Pull every line containing the word "während" from the records.

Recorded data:
■ ■ ■

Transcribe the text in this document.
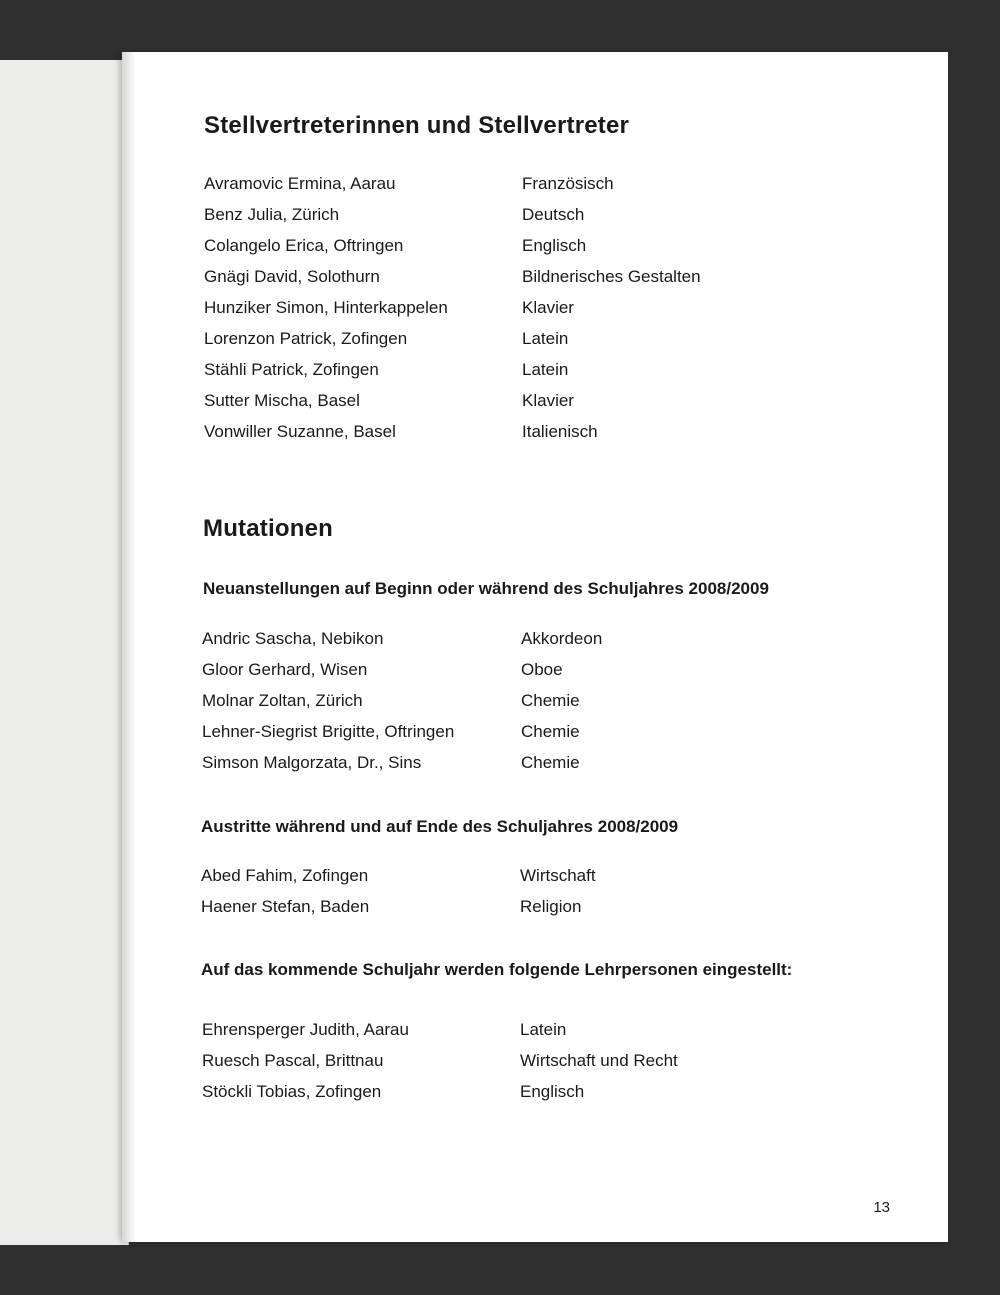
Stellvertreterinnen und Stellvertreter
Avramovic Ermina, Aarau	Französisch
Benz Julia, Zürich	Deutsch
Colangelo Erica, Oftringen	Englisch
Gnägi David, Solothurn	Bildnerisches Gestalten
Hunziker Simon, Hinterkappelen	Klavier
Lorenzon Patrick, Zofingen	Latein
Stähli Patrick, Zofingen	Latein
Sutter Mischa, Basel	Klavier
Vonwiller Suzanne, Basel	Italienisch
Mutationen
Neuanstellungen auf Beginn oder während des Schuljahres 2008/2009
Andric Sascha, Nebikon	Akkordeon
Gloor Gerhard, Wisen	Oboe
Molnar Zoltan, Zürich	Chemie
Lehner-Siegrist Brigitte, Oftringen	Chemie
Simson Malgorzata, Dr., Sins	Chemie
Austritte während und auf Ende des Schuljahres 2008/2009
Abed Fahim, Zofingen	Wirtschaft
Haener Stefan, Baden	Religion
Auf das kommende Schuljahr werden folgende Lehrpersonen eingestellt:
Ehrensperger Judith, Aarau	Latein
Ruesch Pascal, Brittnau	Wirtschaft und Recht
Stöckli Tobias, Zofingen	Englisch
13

■ ■ ■

Result for this task:
Neuanstellungen auf Beginn oder während des Schuljahres 2008/2009
Austritte während und auf Ende des Schuljahres 2008/2009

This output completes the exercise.